------ Listed entries ------
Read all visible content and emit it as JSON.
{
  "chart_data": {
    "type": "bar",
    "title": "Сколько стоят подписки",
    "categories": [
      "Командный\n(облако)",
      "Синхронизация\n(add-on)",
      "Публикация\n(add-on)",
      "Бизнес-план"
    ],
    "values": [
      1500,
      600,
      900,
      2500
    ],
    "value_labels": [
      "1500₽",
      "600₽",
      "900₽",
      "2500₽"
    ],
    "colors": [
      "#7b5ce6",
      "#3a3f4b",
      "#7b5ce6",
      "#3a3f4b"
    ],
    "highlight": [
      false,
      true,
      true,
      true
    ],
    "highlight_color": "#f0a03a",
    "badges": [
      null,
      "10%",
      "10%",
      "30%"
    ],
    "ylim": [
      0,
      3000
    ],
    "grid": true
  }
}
------
[Your task] Copy each entry exactly, with nothing added or dropped.

[Completed task]
Read all visible content and emit it as JSON.
{
  "chart_data": {
    "type": "bar",
    "title": "Сколько стоят подписки",
    "categories": [
      "Командный\n(облако)",
      "Синхронизация\n(add-on)",
      "Публикация\n(add-on)",
      "Бизнес-план"
    ],
    "values": [
      1500,
      600,
      900,
      2500
    ],
    "value_labels": [
      "1500₽",
      "600₽",
      "900₽",
      "2500₽"
    ],
    "colors": [
      "#7b5ce6",
      "#3a3f4b",
      "#7b5ce6",
      "#3a3f4b"
    ],
    "highlight": [
      false,
      true,
      true,
      true
    ],
    "highlight_color": "#f0a03a",
    "badges": [
      null,
      "10%",
      "10%",
      "30%"
    ],
    "ylim": [
      0,
      3000
    ],
    "grid": true
  }
}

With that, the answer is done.